** Begin DATA SUPPLIED **

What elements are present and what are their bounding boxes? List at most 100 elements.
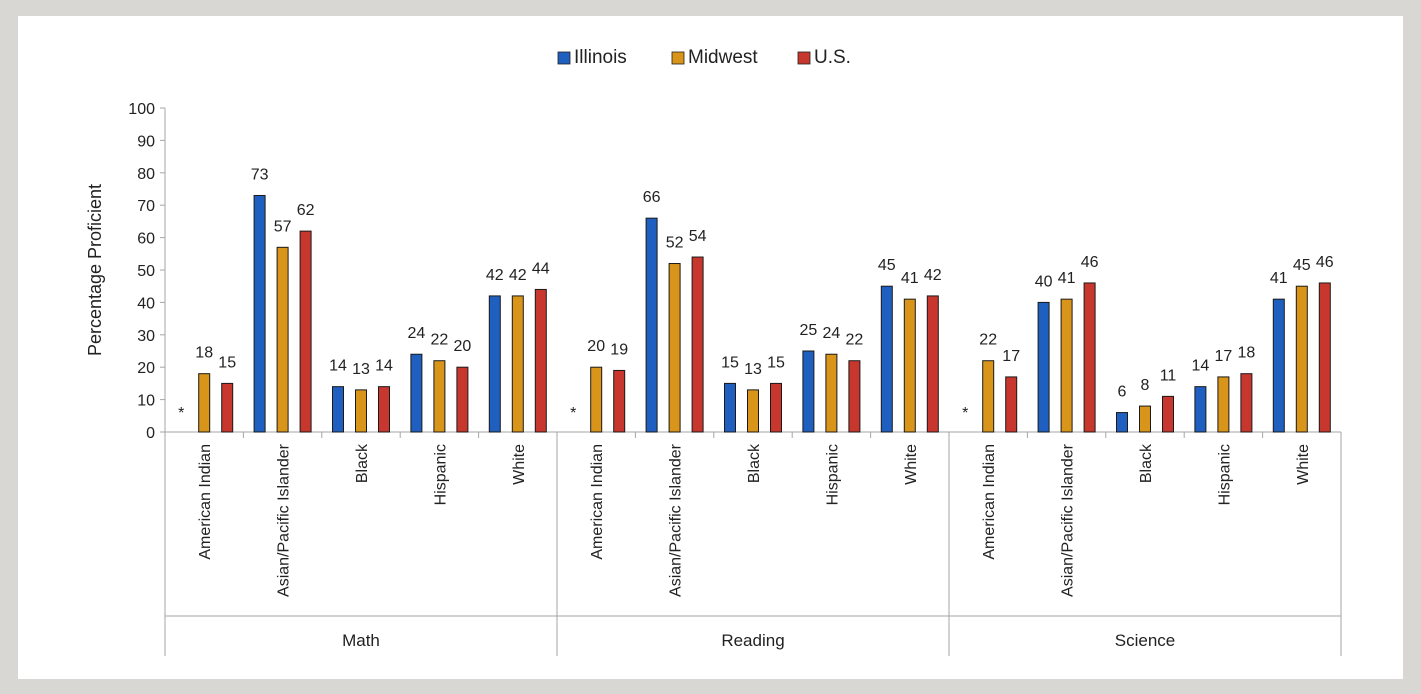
data-label: 46 <box>1081 254 1099 271</box>
data-label: 46 <box>1316 254 1334 271</box>
data-label: 66 <box>643 189 661 206</box>
category-label: Black <box>1138 443 1155 483</box>
chart: Illinois Midwest U.S. 0 10 20 30 40 50 60 70 80 90 10… <box>85 47 1342 656</box>
legend-swatch <box>797 51 811 65</box>
data-label: 19 <box>610 341 628 358</box>
bar <box>534 288 547 433</box>
y-tick-label: 60 <box>137 231 155 248</box>
data-label: 20 <box>587 338 605 355</box>
legend-label: Illinois <box>574 47 627 68</box>
bar <box>511 295 524 433</box>
bar <box>691 256 704 433</box>
bar <box>1037 301 1050 433</box>
data-label: 22 <box>431 332 449 349</box>
data-label: 18 <box>195 345 213 362</box>
bar <box>825 353 838 433</box>
data-label: 22 <box>846 332 864 349</box>
bar <box>332 386 344 433</box>
data-label: 73 <box>251 166 269 183</box>
y-tick-label: 90 <box>137 133 155 150</box>
missing-marker: * <box>178 405 184 422</box>
bar <box>299 230 312 433</box>
data-label: 25 <box>800 322 818 339</box>
data-label: 15 <box>218 354 236 371</box>
bar <box>848 360 861 433</box>
category-label: Hispanic <box>1216 444 1233 505</box>
bar <box>880 285 893 433</box>
data-label: 13 <box>744 361 762 378</box>
category-label: Hispanic <box>824 444 841 505</box>
data-label: 20 <box>454 338 472 355</box>
bar <box>1240 373 1253 433</box>
y-axis-title: Percentage Proficient <box>85 184 105 356</box>
category-label: White <box>903 444 920 485</box>
category-label: Asian/Pacific Islander <box>668 443 685 597</box>
legend-label: U.S. <box>814 47 851 68</box>
data-label: 13 <box>352 361 370 378</box>
data-label: 17 <box>1215 348 1233 365</box>
y-tick-label: 70 <box>137 198 155 215</box>
bar <box>770 382 782 433</box>
group-label: Science <box>1115 631 1175 650</box>
bar <box>590 366 603 433</box>
data-label: 62 <box>297 202 315 219</box>
bar <box>198 373 211 433</box>
data-label: 42 <box>924 267 942 284</box>
bar <box>1194 386 1207 433</box>
data-label: 45 <box>878 257 896 274</box>
bar <box>276 246 289 433</box>
bar <box>1005 376 1018 433</box>
data-label: 22 <box>979 332 997 349</box>
bar <box>613 369 626 433</box>
bar <box>378 386 390 433</box>
bar <box>410 353 423 433</box>
missing-marker: * <box>962 405 968 422</box>
data-label: 17 <box>1002 348 1020 365</box>
category-label: Black <box>354 443 371 483</box>
bar <box>1272 298 1285 433</box>
bar <box>433 360 446 433</box>
data-label: 14 <box>375 358 393 375</box>
bar <box>1295 285 1308 433</box>
category-label: American Indian <box>197 444 214 560</box>
data-label: 45 <box>1293 257 1311 274</box>
bar <box>668 263 681 433</box>
data-label: 15 <box>767 354 785 371</box>
bar <box>221 382 234 433</box>
bar <box>253 194 266 433</box>
category-label: Black <box>746 443 763 483</box>
data-label: 15 <box>721 354 739 371</box>
data-label: 14 <box>329 358 347 375</box>
missing-marker: * <box>570 405 576 422</box>
data-label: 57 <box>274 218 292 235</box>
bar <box>645 217 658 433</box>
bar <box>355 389 367 433</box>
group-label: Math <box>342 631 380 650</box>
y-tick-label: 100 <box>128 101 155 118</box>
bar <box>488 295 501 433</box>
y-tick-label: 0 <box>146 425 155 442</box>
data-label: 18 <box>1238 345 1256 362</box>
bar <box>1060 298 1073 433</box>
y-tick-label: 10 <box>137 393 155 410</box>
category-label: American Indian <box>589 444 606 560</box>
category-label: White <box>511 444 528 485</box>
data-label: 8 <box>1141 377 1150 394</box>
category-label: White <box>1295 444 1312 485</box>
bar <box>802 350 815 433</box>
bar <box>926 295 939 433</box>
bar <box>1217 376 1230 433</box>
bar <box>1162 395 1174 433</box>
category-label: Asian/Pacific Islander <box>276 443 293 597</box>
category-label: Asian/Pacific Islander <box>1060 443 1077 597</box>
bar <box>1083 282 1096 433</box>
bar <box>456 366 469 433</box>
data-label: 40 <box>1035 273 1053 290</box>
data-label: 11 <box>1160 367 1177 384</box>
data-label: 6 <box>1118 384 1127 401</box>
data-label: 54 <box>689 228 707 245</box>
bar <box>1139 405 1151 433</box>
legend-swatch <box>671 51 685 65</box>
legend-swatch <box>557 51 571 65</box>
y-tick-label: 80 <box>137 166 155 183</box>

** End DATA SUPPLIED **

## PROBLEM
Replace "data-label" with "value-label" in the lines of the records above, from the line with "data-label: 46 <box>1081 254 1099 271</box>" to the line with "bar <box>1194 386 1207 433</box>", changing nothing else. Return only those lines.

## COMPLETED EXERCISE
value-label: 46 <box>1081 254 1099 271</box>
value-label: 46 <box>1316 254 1334 271</box>
value-label: 66 <box>643 189 661 206</box>
category-label: Black <box>1138 443 1155 483</box>
chart: Illinois Midwest U.S. 0 10 20 30 40 50 60 70 80 90 10… <box>85 47 1342 656</box>
legend-swatch <box>797 51 811 65</box>
value-label: 19 <box>610 341 628 358</box>
bar <box>534 288 547 433</box>
y-tick-label: 60 <box>137 231 155 248</box>
value-label: 20 <box>587 338 605 355</box>
legend-label: Illinois <box>574 47 627 68</box>
bar <box>511 295 524 433</box>
bar <box>691 256 704 433</box>
bar <box>1037 301 1050 433</box>
value-label: 22 <box>431 332 449 349</box>
value-label: 18 <box>195 345 213 362</box>
bar <box>825 353 838 433</box>
value-label: 22 <box>846 332 864 349</box>
bar <box>332 386 344 433</box>
value-label: 73 <box>251 166 269 183</box>
y-tick-label: 90 <box>137 133 155 150</box>
missing-marker: * <box>178 405 184 422</box>
bar <box>299 230 312 433</box>
value-label: 25 <box>800 322 818 339</box>
value-label: 15 <box>218 354 236 371</box>
bar <box>848 360 861 433</box>
category-label: Hispanic <box>1216 444 1233 505</box>
bar <box>880 285 893 433</box>
value-label: 13 <box>744 361 762 378</box>
category-label: Hispanic <box>824 444 841 505</box>
value-label: 20 <box>454 338 472 355</box>
bar <box>1240 373 1253 433</box>
y-axis-title: Percentage Proficient <box>85 184 105 356</box>
category-label: White <box>903 444 920 485</box>
category-label: Asian/Pacific Islander <box>668 443 685 597</box>
legend-label: U.S. <box>814 47 851 68</box>
value-label: 13 <box>352 361 370 378</box>
value-label: 17 <box>1215 348 1233 365</box>
y-tick-label: 70 <box>137 198 155 215</box>
bar <box>770 382 782 433</box>
group-label: Science <box>1115 631 1175 650</box>
bar <box>590 366 603 433</box>
value-label: 62 <box>297 202 315 219</box>
bar <box>198 373 211 433</box>
value-label: 42 <box>924 267 942 284</box>
bar <box>1194 386 1207 433</box>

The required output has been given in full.